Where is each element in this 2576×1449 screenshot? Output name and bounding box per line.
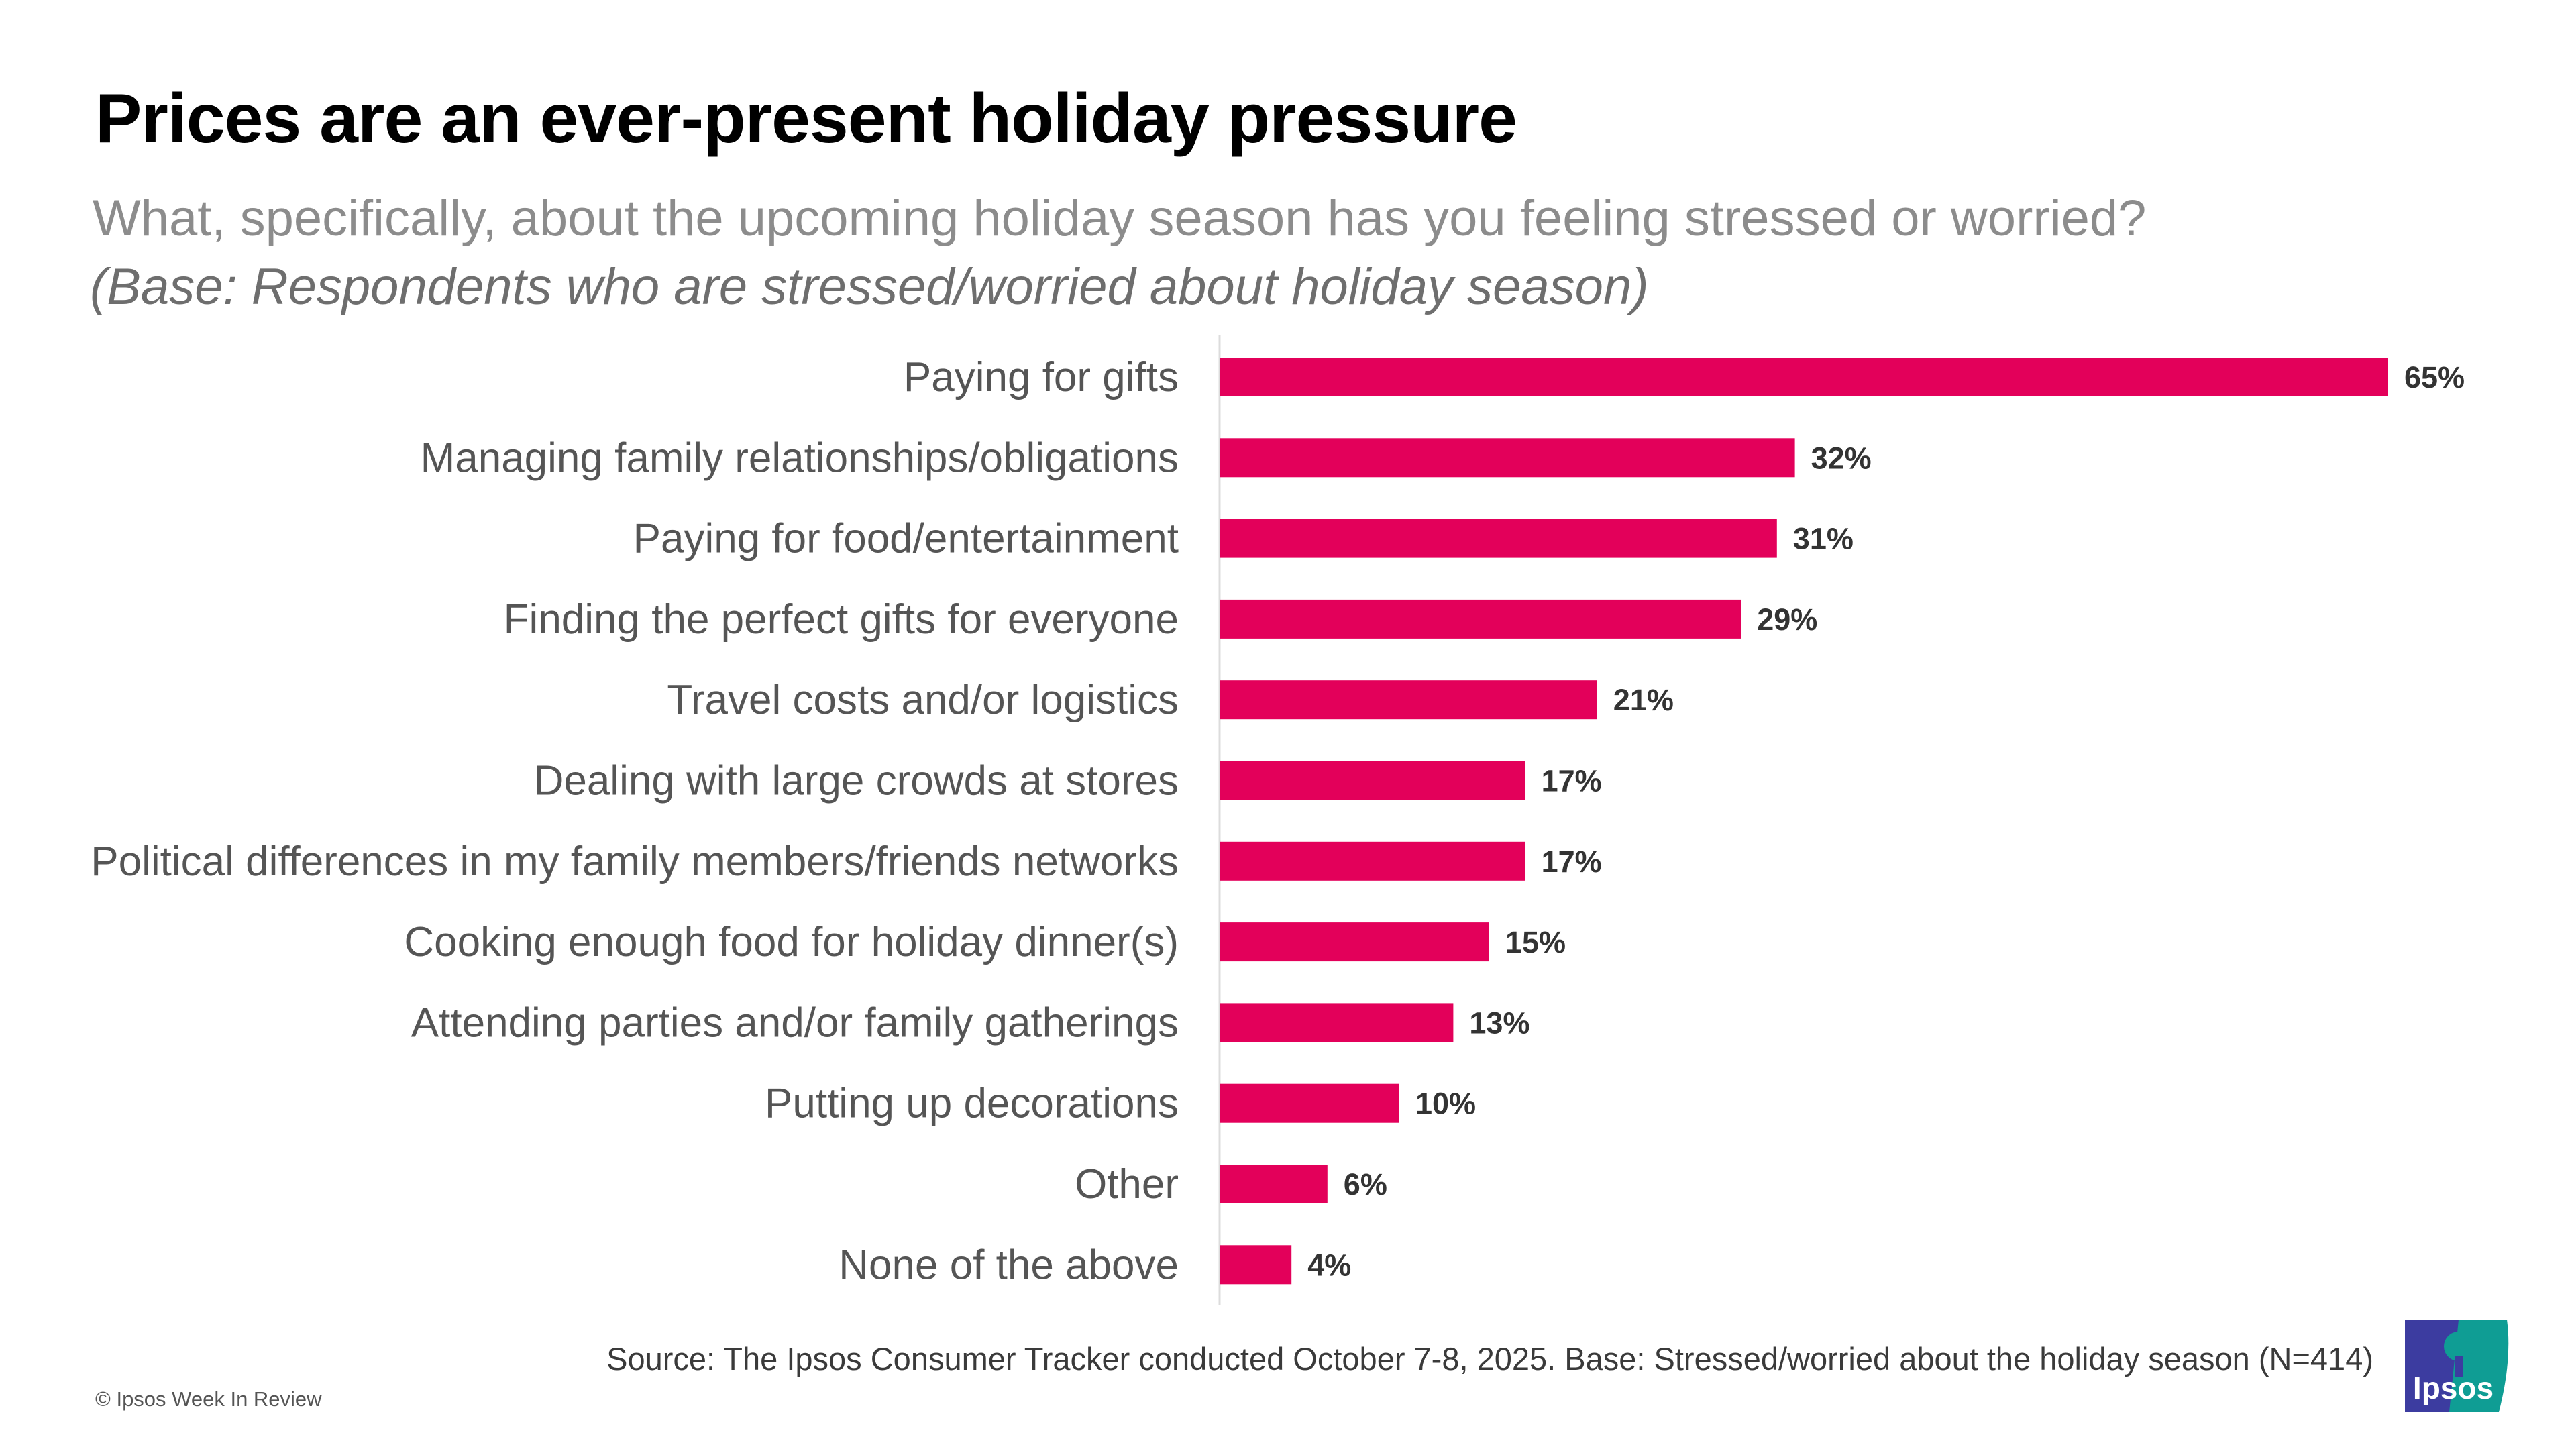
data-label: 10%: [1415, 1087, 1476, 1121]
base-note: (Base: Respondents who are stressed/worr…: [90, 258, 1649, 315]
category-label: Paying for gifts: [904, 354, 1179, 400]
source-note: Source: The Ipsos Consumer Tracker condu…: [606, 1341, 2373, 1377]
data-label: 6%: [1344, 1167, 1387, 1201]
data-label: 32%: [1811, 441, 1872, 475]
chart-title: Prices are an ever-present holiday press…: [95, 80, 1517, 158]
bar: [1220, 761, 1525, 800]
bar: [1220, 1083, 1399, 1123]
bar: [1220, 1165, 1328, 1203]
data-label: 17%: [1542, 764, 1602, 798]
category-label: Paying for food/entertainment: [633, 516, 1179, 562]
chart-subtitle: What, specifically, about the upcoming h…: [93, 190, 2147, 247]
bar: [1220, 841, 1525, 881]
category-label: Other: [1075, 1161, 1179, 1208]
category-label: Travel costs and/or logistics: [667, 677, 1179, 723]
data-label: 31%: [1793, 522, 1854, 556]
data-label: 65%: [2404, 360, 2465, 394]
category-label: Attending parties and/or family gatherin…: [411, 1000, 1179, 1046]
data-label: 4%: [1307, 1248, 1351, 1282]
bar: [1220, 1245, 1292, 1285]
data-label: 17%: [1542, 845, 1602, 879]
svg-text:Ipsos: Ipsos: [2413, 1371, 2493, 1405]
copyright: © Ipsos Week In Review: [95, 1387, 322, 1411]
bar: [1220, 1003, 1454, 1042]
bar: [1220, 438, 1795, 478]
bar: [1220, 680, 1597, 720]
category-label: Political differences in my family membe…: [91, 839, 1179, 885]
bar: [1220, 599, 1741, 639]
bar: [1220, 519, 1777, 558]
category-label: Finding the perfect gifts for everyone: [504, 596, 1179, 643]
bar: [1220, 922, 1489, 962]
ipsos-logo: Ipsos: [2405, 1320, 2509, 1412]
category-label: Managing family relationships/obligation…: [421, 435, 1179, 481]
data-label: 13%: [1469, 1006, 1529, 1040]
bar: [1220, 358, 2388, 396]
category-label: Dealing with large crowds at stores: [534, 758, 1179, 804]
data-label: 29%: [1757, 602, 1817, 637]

任务要求: 把上面数据中的所有行原样提取出来，图片不要写进答案。

完整回答:
Where is each element in this 2576×1449 screenshot? Output name and bounding box per line.
data-label: 10%: [1415, 1087, 1476, 1121]
base-note: (Base: Respondents who are stressed/worr…: [90, 258, 1649, 315]
category-label: Paying for gifts: [904, 354, 1179, 400]
source-note: Source: The Ipsos Consumer Tracker condu…: [606, 1341, 2373, 1377]
data-label: 6%: [1344, 1167, 1387, 1201]
data-label: 32%: [1811, 441, 1872, 475]
chart-title: Prices are an ever-present holiday press…: [95, 80, 1517, 158]
bar: [1220, 761, 1525, 800]
bar: [1220, 1083, 1399, 1123]
bar: [1220, 1165, 1328, 1203]
data-label: 17%: [1542, 764, 1602, 798]
category-label: Paying for food/entertainment: [633, 516, 1179, 562]
chart-subtitle: What, specifically, about the upcoming h…: [93, 190, 2147, 247]
bar: [1220, 841, 1525, 881]
category-label: Other: [1075, 1161, 1179, 1208]
category-label: Travel costs and/or logistics: [667, 677, 1179, 723]
data-label: 31%: [1793, 522, 1854, 556]
data-label: 65%: [2404, 360, 2465, 394]
category-label: Attending parties and/or family gatherin…: [411, 1000, 1179, 1046]
data-label: 4%: [1307, 1248, 1351, 1282]
bar: [1220, 1245, 1292, 1285]
data-label: 17%: [1542, 845, 1602, 879]
svg-text:Ipsos: Ipsos: [2413, 1371, 2493, 1405]
copyright: © Ipsos Week In Review: [95, 1387, 322, 1411]
bar: [1220, 1003, 1454, 1042]
bar: [1220, 438, 1795, 478]
bar: [1220, 680, 1597, 720]
category-label: Political differences in my family membe…: [91, 839, 1179, 885]
bar: [1220, 599, 1741, 639]
bar: [1220, 519, 1777, 558]
category-label: Finding the perfect gifts for everyone: [504, 596, 1179, 643]
bar: [1220, 922, 1489, 962]
ipsos-logo: Ipsos: [2405, 1320, 2509, 1412]
category-label: Managing family relationships/obligation…: [421, 435, 1179, 481]
data-label: 13%: [1469, 1006, 1529, 1040]
bar: [1220, 358, 2388, 396]
category-label: Dealing with large crowds at stores: [534, 758, 1179, 804]
data-label: 29%: [1757, 602, 1817, 637]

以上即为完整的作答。